TASK MATERIAL:
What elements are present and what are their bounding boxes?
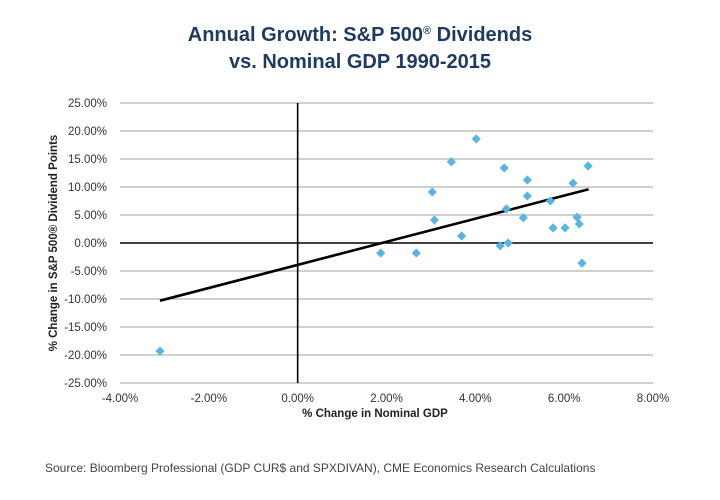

---

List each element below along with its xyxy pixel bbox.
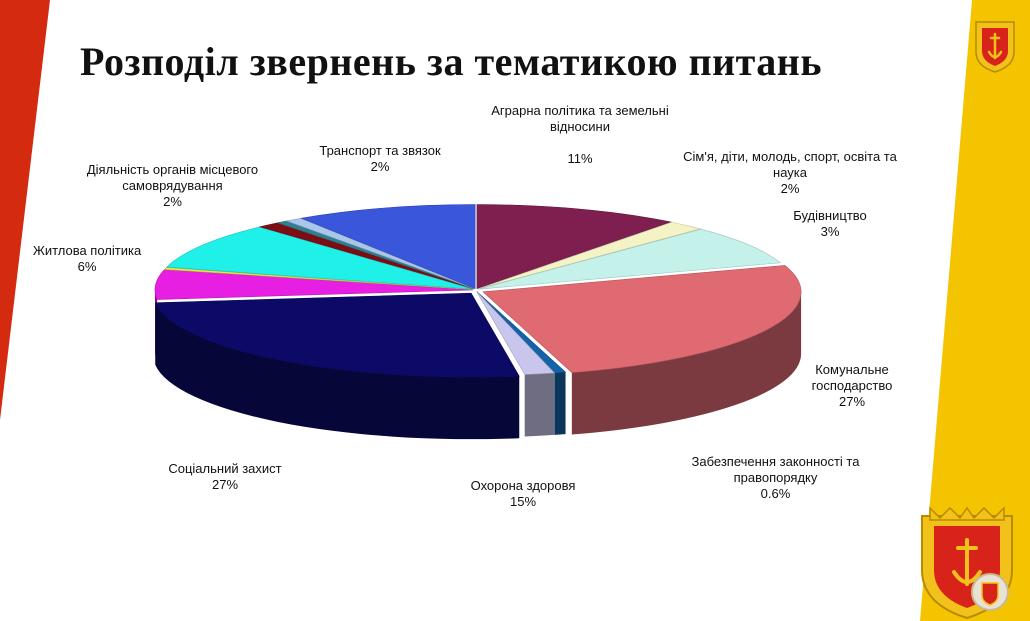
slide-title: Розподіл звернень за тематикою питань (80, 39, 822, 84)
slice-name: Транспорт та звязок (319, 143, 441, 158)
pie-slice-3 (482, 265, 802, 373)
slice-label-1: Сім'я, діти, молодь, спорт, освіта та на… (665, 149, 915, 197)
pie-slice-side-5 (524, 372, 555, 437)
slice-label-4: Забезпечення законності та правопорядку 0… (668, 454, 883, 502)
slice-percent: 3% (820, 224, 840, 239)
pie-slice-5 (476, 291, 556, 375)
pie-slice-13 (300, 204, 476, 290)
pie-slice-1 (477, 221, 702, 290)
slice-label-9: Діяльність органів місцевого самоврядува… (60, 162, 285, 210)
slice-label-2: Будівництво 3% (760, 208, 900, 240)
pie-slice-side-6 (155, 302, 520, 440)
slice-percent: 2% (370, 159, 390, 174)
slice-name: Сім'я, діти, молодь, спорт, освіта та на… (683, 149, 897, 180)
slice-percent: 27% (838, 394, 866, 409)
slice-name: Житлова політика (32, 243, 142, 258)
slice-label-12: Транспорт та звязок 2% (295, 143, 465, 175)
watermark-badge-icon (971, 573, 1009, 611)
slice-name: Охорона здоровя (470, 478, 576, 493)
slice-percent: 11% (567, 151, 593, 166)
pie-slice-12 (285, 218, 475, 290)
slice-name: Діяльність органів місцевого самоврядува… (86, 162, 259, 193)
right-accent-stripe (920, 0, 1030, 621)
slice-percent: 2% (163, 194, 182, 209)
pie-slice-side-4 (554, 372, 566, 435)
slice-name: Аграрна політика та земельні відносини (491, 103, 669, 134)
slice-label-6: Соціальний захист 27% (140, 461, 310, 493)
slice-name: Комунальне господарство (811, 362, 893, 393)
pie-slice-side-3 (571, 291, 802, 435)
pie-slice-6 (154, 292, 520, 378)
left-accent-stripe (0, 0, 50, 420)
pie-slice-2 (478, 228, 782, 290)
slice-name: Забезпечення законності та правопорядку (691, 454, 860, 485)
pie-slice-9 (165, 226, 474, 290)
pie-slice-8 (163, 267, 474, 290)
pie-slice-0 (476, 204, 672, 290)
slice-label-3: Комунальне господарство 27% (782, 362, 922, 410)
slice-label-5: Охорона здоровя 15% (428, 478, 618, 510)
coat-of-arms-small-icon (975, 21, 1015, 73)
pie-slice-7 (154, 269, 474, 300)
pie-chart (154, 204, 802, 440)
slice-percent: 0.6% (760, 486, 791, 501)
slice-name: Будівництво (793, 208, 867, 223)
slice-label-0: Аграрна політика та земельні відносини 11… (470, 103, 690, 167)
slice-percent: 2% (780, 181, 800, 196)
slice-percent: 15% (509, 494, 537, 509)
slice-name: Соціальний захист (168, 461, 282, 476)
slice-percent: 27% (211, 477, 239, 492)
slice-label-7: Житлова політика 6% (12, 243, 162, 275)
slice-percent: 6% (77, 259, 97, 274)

SHORT EXERCISE:
Starting at the line that has "List each element" and stopping after the line that has "slice-percent: 27% (838, 394, 866, 409)", write those lines again with "bbox" replaced by "bounding box" and everything else unchanged. Leave the pictures out of your answer.

WRITTEN SOLUTION:
List each element below along with its xyxy pixel bounding box.
slide-title: Розподіл звернень за тематикою питань (80, 39, 822, 84)
slice-name: Транспорт та звязок (319, 143, 441, 158)
pie-slice-3 (482, 265, 802, 373)
slice-label-1: Сім'я, діти, молодь, спорт, освіта та на… (665, 149, 915, 197)
pie-slice-side-5 (524, 372, 555, 437)
slice-label-4: Забезпечення законності та правопорядку 0… (668, 454, 883, 502)
slice-percent: 3% (820, 224, 840, 239)
pie-slice-5 (476, 291, 556, 375)
pie-slice-13 (300, 204, 476, 290)
pie-slice-1 (477, 221, 702, 290)
slice-label-9: Діяльність органів місцевого самоврядува… (60, 162, 285, 210)
slice-label-2: Будівництво 3% (760, 208, 900, 240)
pie-slice-side-6 (155, 302, 520, 440)
slice-percent: 2% (370, 159, 390, 174)
slice-name: Сім'я, діти, молодь, спорт, освіта та на… (683, 149, 897, 180)
slice-percent: 27% (838, 394, 866, 409)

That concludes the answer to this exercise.